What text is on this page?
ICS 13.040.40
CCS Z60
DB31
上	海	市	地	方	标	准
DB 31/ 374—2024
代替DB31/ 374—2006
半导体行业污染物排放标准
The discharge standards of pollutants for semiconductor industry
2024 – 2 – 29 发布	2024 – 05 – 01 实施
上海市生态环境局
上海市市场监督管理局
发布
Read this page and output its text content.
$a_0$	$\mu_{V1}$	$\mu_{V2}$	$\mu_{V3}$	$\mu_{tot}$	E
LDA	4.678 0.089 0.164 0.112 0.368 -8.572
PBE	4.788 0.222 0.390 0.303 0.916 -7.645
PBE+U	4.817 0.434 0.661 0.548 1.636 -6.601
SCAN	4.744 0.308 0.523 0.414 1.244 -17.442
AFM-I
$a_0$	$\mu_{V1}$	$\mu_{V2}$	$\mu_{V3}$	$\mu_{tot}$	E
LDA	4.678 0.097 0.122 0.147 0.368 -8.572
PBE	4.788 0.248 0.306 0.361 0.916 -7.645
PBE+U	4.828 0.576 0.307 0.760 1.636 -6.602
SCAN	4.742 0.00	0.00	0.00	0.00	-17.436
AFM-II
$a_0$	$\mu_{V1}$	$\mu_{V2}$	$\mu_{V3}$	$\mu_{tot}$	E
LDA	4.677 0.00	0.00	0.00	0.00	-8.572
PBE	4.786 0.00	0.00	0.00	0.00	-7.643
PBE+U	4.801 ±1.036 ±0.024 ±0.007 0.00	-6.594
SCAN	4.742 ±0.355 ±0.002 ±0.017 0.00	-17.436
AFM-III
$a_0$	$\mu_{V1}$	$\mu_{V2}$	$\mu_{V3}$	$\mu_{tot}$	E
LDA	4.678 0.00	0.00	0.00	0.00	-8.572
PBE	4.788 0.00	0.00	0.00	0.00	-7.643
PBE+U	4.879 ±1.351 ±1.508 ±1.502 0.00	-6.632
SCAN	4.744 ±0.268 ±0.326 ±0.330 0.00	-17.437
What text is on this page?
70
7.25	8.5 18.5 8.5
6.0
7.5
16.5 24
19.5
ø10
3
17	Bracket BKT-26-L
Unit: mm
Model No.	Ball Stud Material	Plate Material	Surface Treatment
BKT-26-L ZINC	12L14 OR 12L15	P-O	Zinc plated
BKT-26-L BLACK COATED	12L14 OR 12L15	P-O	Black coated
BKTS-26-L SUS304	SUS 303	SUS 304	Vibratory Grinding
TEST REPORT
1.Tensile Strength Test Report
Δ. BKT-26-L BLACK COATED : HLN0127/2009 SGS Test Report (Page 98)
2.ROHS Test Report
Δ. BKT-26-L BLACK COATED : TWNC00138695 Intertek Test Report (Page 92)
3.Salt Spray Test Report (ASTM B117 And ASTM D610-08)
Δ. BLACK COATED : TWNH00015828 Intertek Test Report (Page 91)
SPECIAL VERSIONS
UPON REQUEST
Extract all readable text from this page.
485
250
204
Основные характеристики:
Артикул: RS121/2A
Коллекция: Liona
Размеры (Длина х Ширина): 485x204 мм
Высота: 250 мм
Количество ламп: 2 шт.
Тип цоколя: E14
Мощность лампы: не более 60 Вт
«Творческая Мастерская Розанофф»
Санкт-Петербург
────
JOB: Quote each line of the listing above exactly.

TASK SOLUTION:
What text is on this page?
ICS 13.040.40
CCS Z60
DB31
上	海	市	地	方	标	准
DB 31/ 374—2024
代替DB31/ 374—2006
半导体行业污染物排放标准
The discharge standards of pollutants for semiconductor industry
2024 – 2 – 29 发布	2024 – 05 – 01 实施
上海市生态环境局
上海市市场监督管理局
发布
Read this page and output its text content.
$a_0$	$\mu_{V1}$	$\mu_{V2}$	$\mu_{V3}$	$\mu_{tot}$	E
LDA	4.678 0.089 0.164 0.112 0.368 -8.572
PBE	4.788 0.222 0.390 0.303 0.916 -7.645
PBE+U	4.817 0.434 0.661 0.548 1.636 -6.601
SCAN	4.744 0.308 0.523 0.414 1.244 -17.442
AFM-I
$a_0$	$\mu_{V1}$	$\mu_{V2}$	$\mu_{V3}$	$\mu_{tot}$	E
LDA	4.678 0.097 0.122 0.147 0.368 -8.572
PBE	4.788 0.248 0.306 0.361 0.916 -7.645
PBE+U	4.828 0.576 0.307 0.760 1.636 -6.602
SCAN	4.742 0.00	0.00	0.00	0.00	-17.436
AFM-II
$a_0$	$\mu_{V1}$	$\mu_{V2}$	$\mu_{V3}$	$\mu_{tot}$	E
LDA	4.677 0.00	0.00	0.00	0.00	-8.572
PBE	4.786 0.00	0.00	0.00	0.00	-7.643
PBE+U	4.801 ±1.036 ±0.024 ±0.007 0.00	-6.594
SCAN	4.742 ±0.355 ±0.002 ±0.017 0.00	-17.436
AFM-III
$a_0$	$\mu_{V1}$	$\mu_{V2}$	$\mu_{V3}$	$\mu_{tot}$	E
LDA	4.678 0.00	0.00	0.00	0.00	-8.572
PBE	4.788 0.00	0.00	0.00	0.00	-7.643
PBE+U	4.879 ±1.351 ±1.508 ±1.502 0.00	-6.632
SCAN	4.744 ±0.268 ±0.326 ±0.330 0.00	-17.437
What text is on this page?
70
7.25	8.5 18.5 8.5
6.0
7.5
16.5 24
19.5
ø10
3
17	Bracket BKT-26-L
Unit: mm
Model No.	Ball Stud Material	Plate Material	Surface Treatment
BKT-26-L ZINC	12L14 OR 12L15	P-O	Zinc plated
BKT-26-L BLACK COATED	12L14 OR 12L15	P-O	Black coated
BKTS-26-L SUS304	SUS 303	SUS 304	Vibratory Grinding
TEST REPORT
1.Tensile Strength Test Report
Δ. BKT-26-L BLACK COATED : HLN0127/2009 SGS Test Report (Page 98)
2.ROHS Test Report
Δ. BKT-26-L BLACK COATED : TWNC00138695 Intertek Test Report (Page 92)
3.Salt Spray Test Report (ASTM B117 And ASTM D610-08)
Δ. BLACK COATED : TWNH00015828 Intertek Test Report (Page 91)
SPECIAL VERSIONS
UPON REQUEST
Extract all readable text from this page.
485
250
204
Основные характеристики:
Артикул: RS121/2A
Коллекция: Liona
Размеры (Длина х Ширина): 485x204 мм
Высота: 250 мм
Количество ламп: 2 шт.
Тип цоколя: E14
Мощность лампы: не более 60 Вт
«Творческая Мастерская Розанофф»
Санкт-Петербург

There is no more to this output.